→ **WHAT YOU WILL DO**
Can you return, unchanged, the lines in the items from the line with "- value-label: 24%: [708, 430, 737, 446]" to the line with "- value-label: 21%: [687, 575, 716, 591]", including both of those lines?

→ **DATA ROWS**
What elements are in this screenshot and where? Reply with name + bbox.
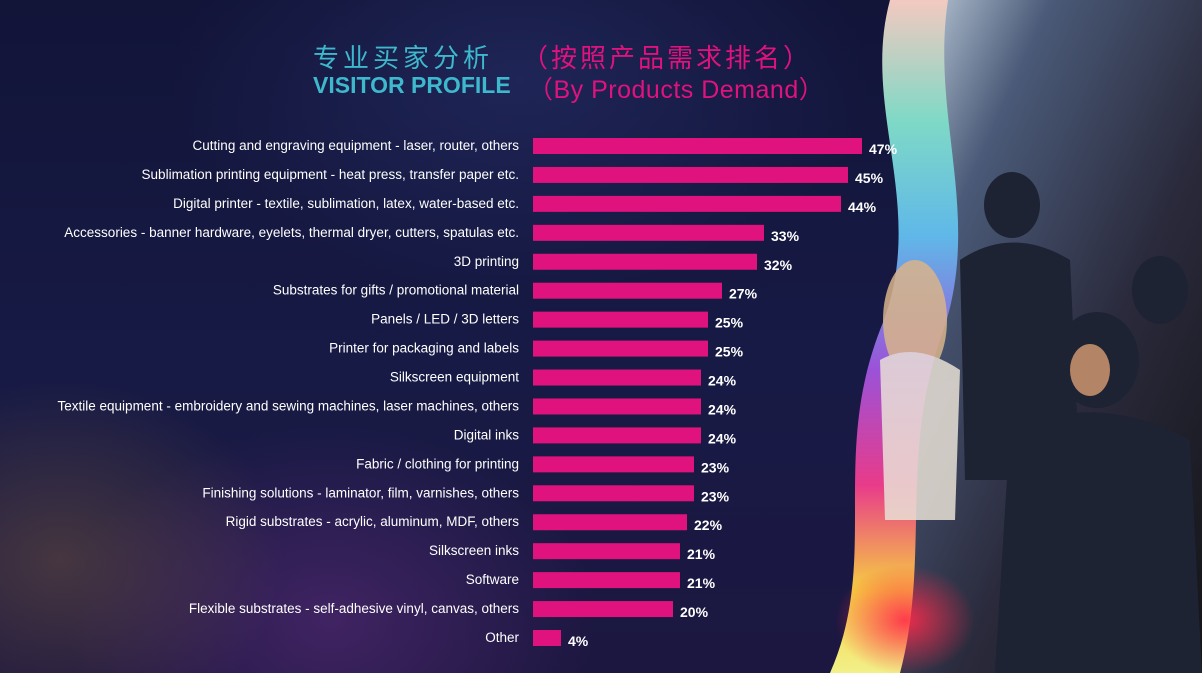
- value-label: 24%: [708, 430, 737, 446]
- category-label: Other: [485, 630, 519, 645]
- bar: [533, 340, 708, 357]
- value-label: 27%: [729, 286, 758, 302]
- value-label: 23%: [701, 459, 730, 475]
- value-label: 33%: [771, 228, 800, 244]
- category-label: Silkscreen inks: [429, 543, 519, 558]
- value-label: 20%: [680, 604, 709, 620]
- category-label: Software: [466, 572, 519, 587]
- page-subtitle-en: （By Products Demand）: [528, 76, 825, 104]
- category-label: Substrates for gifts / promotional mater…: [273, 283, 519, 298]
- category-label: Panels / LED / 3D letters: [371, 312, 519, 327]
- bar: [533, 138, 862, 154]
- value-label: 32%: [764, 257, 793, 273]
- bar: [533, 427, 701, 444]
- category-label: 3D printing: [454, 254, 519, 269]
- category-label: Digital inks: [454, 427, 520, 442]
- value-label: 25%: [715, 344, 744, 360]
- bar: [533, 253, 757, 270]
- page-subtitle-cn: （按照产品需求排名）: [522, 44, 813, 74]
- category-label: Finishing solutions - laminator, film, v…: [202, 485, 519, 500]
- category-label: Printer for packaging and labels: [329, 341, 519, 356]
- bar: [533, 166, 848, 183]
- bar: [533, 456, 694, 473]
- value-label: 22%: [694, 517, 723, 533]
- bar: [533, 282, 722, 299]
- category-label: Fabric / clothing for printing: [356, 456, 519, 471]
- value-label: 23%: [701, 488, 730, 504]
- value-label: 44%: [848, 199, 877, 215]
- value-label: 21%: [687, 575, 716, 591]
- value-label: 24%: [708, 401, 737, 417]
- bar: [533, 543, 680, 560]
- value-label: 24%: [708, 373, 737, 389]
- category-label: Textile equipment - embroidery and sewin…: [58, 398, 520, 413]
- bar: [533, 630, 561, 646]
- page-title-en: VISITOR PROFILE: [313, 72, 511, 98]
- bar: [533, 311, 708, 328]
- value-label: 4%: [568, 633, 589, 649]
- bar: [533, 514, 687, 531]
- bar: [533, 572, 680, 589]
- bar: [533, 224, 764, 241]
- bar: [533, 398, 701, 415]
- bar: [533, 195, 841, 212]
- category-label: Silkscreen equipment: [390, 370, 519, 385]
- category-label: Accessories - banner hardware, eyelets, …: [64, 225, 519, 240]
- value-label: 21%: [687, 546, 716, 562]
- value-label: 45%: [855, 170, 884, 186]
- category-label: Rigid substrates - acrylic, aluminum, MD…: [226, 514, 520, 529]
- category-label: Cutting and engraving equipment - laser,…: [193, 138, 520, 153]
- page-title-cn: 专业买家分析: [313, 44, 494, 74]
- value-label: 25%: [715, 315, 744, 331]
- bar: [533, 485, 694, 502]
- bar: [533, 369, 701, 386]
- category-label: Sublimation printing equipment - heat pr…: [142, 167, 519, 182]
- category-label: Digital printer - textile, sublimation, …: [173, 196, 519, 211]
- category-label: Flexible substrates - self-adhesive viny…: [189, 601, 519, 616]
- value-label: 47%: [869, 141, 898, 157]
- bar: [533, 601, 673, 618]
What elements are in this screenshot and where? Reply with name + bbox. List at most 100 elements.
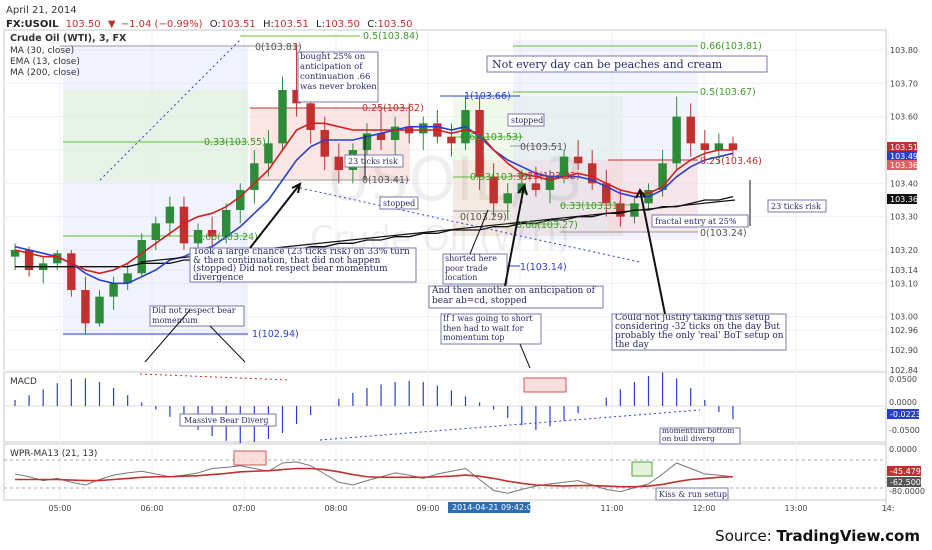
candle-body: [320, 130, 329, 157]
annotation-fractal-entry: fractal entry at 25%: [651, 214, 749, 228]
ma200-line: [15, 196, 734, 268]
annotation-bought-25: bought 25% on anticipation of continuati…: [297, 51, 379, 103]
fib-label: 1(103.14): [520, 262, 567, 273]
fib-label: 0.5(103.67): [700, 87, 756, 98]
open-value: 103.51: [221, 19, 256, 30]
legend-ma200: MA (200, close): [10, 68, 80, 78]
candle-body: [573, 156, 583, 164]
date-label: April 21, 2014: [6, 5, 77, 16]
ma30-line: [14, 122, 733, 275]
annotation-could-not-justify: Could not justify taking this setup cons…: [611, 313, 787, 351]
candle-body: [376, 133, 386, 140]
candle-body: [390, 126, 400, 140]
svg-text:Kiss & run setup: Kiss & run setup: [659, 490, 727, 499]
wpr-ma-tag: [887, 477, 921, 487]
svg-text:fractal entry at 25%: fractal entry at 25%: [655, 217, 737, 226]
svg-text:103.51: 103.51: [890, 143, 918, 152]
wpr-title: WPR-MA13 (21, 13): [10, 449, 97, 459]
candle-body: [179, 206, 189, 244]
candle-body: [658, 163, 667, 190]
svg-text:stopped: stopped: [511, 116, 543, 125]
y-tick-label: 103.14: [890, 266, 918, 275]
candle-body: [109, 283, 118, 297]
candle-body: [728, 143, 738, 150]
annotation-peaches: Not every day can be peaches and cream: [486, 55, 768, 73]
fib-label: 0(103.51): [520, 142, 567, 153]
arrow-head: [517, 184, 528, 196]
candle-body: [236, 190, 245, 210]
svg-text:stopped: stopped: [383, 199, 415, 208]
candle-body: [137, 240, 146, 274]
svg-text:-62.5000: -62.5000: [890, 478, 926, 487]
wpr-highlight-bottom: [631, 461, 653, 477]
x-tick-label: 12:00: [692, 504, 715, 513]
candle-body: [616, 203, 625, 217]
macd-axis: 0.0500 0.0000 -0.0500 -0.0223: [887, 375, 921, 435]
svg-text:0.0500: 0.0500: [889, 375, 917, 384]
fib-label: 0.25(103.62): [362, 103, 424, 114]
candle-body: [587, 163, 597, 184]
candle-body: [193, 230, 203, 244]
y-tick-label: 103.10: [890, 279, 918, 288]
fib-label: 0(103.24): [700, 228, 747, 239]
fib-label: 0.66(103.53): [460, 132, 522, 143]
moving-averages: [14, 122, 734, 285]
svg-text:23 ticks risk: 23 ticks risk: [348, 157, 398, 166]
fib-label: 0(103.81): [255, 42, 302, 53]
candle-body: [292, 90, 301, 104]
candle-body: [334, 156, 344, 170]
fib-label: 0.5(103.84): [363, 31, 419, 42]
candle-body: [53, 253, 62, 264]
svg-text:0.0000: 0.0000: [889, 445, 917, 454]
candle-body: [221, 210, 231, 237]
svg-text:Massive Bear Diverg: Massive Bear Diverg: [184, 416, 268, 425]
candle-body: [151, 223, 161, 240]
fib-label: 0.33(103.31): [560, 201, 622, 212]
candle-body: [123, 273, 132, 284]
legend-ma30: MA (30, close): [10, 46, 74, 56]
candle-body: [95, 296, 104, 324]
change-label: −1.04 (−0.99%): [121, 19, 203, 30]
x-tick-label: 09:00: [416, 504, 439, 513]
x-tick-label: 05:00: [48, 504, 71, 513]
y-tick-label: 103.00: [890, 313, 918, 322]
candle-body: [278, 90, 287, 144]
price-tag-black: [887, 194, 917, 204]
symbol-label: FX:USOIL: [6, 19, 59, 30]
fib-label: 0(103.41): [362, 175, 409, 186]
source-credit[interactable]: Source: TradingView.com: [715, 527, 920, 545]
fib-zone-2-red: [250, 108, 410, 180]
wpr-axis: 0.0000 -45.4792 -62.5000 -80.0000: [887, 445, 926, 496]
wpr-line: [14, 461, 734, 494]
candle-body: [24, 250, 34, 270]
y-tick-label: 103.20: [890, 246, 918, 255]
macd-value-tag: [887, 409, 919, 419]
svg-text:23 ticks risk: 23 ticks risk: [771, 202, 821, 211]
annotations: bought 25% on anticipation of continuati…: [149, 51, 827, 351]
y-tick-label: 102.90: [890, 346, 918, 355]
macd-bull-divergence-line: [319, 409, 701, 441]
candle-body: [700, 143, 710, 150]
candle-body: [531, 183, 541, 190]
annotation-large-chance: Took a large chance (23 ticks risk) on 3…: [189, 247, 417, 283]
close-value: 103.50: [378, 19, 413, 30]
candle-body: [419, 123, 428, 134]
annotation-23-ticks-risk-1: 23 ticks risk: [344, 154, 404, 168]
x-tick-label: 07:00: [232, 504, 255, 513]
candle-body: [672, 116, 681, 164]
price-tags: 103.51 103.49 103.36 103.36: [887, 142, 918, 204]
svg-text:-0.0500: -0.0500: [889, 426, 920, 435]
legend-ema13: EMA (13, close): [10, 57, 80, 67]
crosshair-time-tag: [448, 502, 530, 513]
candle-body: [602, 183, 611, 204]
candle-body: [67, 253, 76, 290]
price-tag-red: [887, 142, 917, 152]
candle-body: [264, 143, 273, 164]
fib-label: 0.33(103.35): [470, 172, 532, 183]
candle-body: [475, 110, 484, 177]
svg-text:-45.4792: -45.4792: [890, 467, 926, 476]
macd-divergence-line: [139, 373, 291, 381]
arrow: [639, 189, 666, 315]
annotation-bear-divergence: Did not respect bear momentum divergence: [149, 305, 245, 327]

→ **RESULT OF THE EXERCISE**
- value-label: 24%: [708, 430, 737, 446]
- category-label: Other: [485, 630, 519, 645]
- bar: [533, 340, 708, 357]
- value-label: 27%: [729, 286, 758, 302]
- value-label: 23%: [701, 459, 730, 475]
- value-label: 33%: [771, 228, 800, 244]
- category-label: Silkscreen inks: [429, 543, 519, 558]
- value-label: 20%: [680, 604, 709, 620]
- category-label: Software: [466, 572, 519, 587]
- page-subtitle-en: （By Products Demand）: [528, 76, 825, 104]
- category-label: Substrates for gifts / promotional mater…: [273, 283, 519, 298]
- category-label: Panels / LED / 3D letters: [371, 312, 519, 327]
- bar: [533, 138, 862, 154]
- value-label: 32%: [764, 257, 793, 273]
- bar: [533, 427, 701, 444]
- category-label: 3D printing: [454, 254, 519, 269]
- category-label: Digital inks: [454, 427, 520, 442]
- value-label: 25%: [715, 344, 744, 360]
- bar: [533, 253, 757, 270]
- page-subtitle-cn: （按照产品需求排名）: [522, 44, 813, 74]
- category-label: Finishing solutions - laminator, film, v…: [202, 485, 519, 500]
- category-label: Printer for packaging and labels: [329, 341, 519, 356]
- bar: [533, 166, 848, 183]
- bar: [533, 456, 694, 473]
- value-label: 22%: [694, 517, 723, 533]
- bar: [533, 282, 722, 299]
- category-label: Fabric / clothing for printing: [356, 456, 519, 471]
- value-label: 23%: [701, 488, 730, 504]
- value-label: 44%: [848, 199, 877, 215]
- value-label: 21%: [687, 575, 716, 591]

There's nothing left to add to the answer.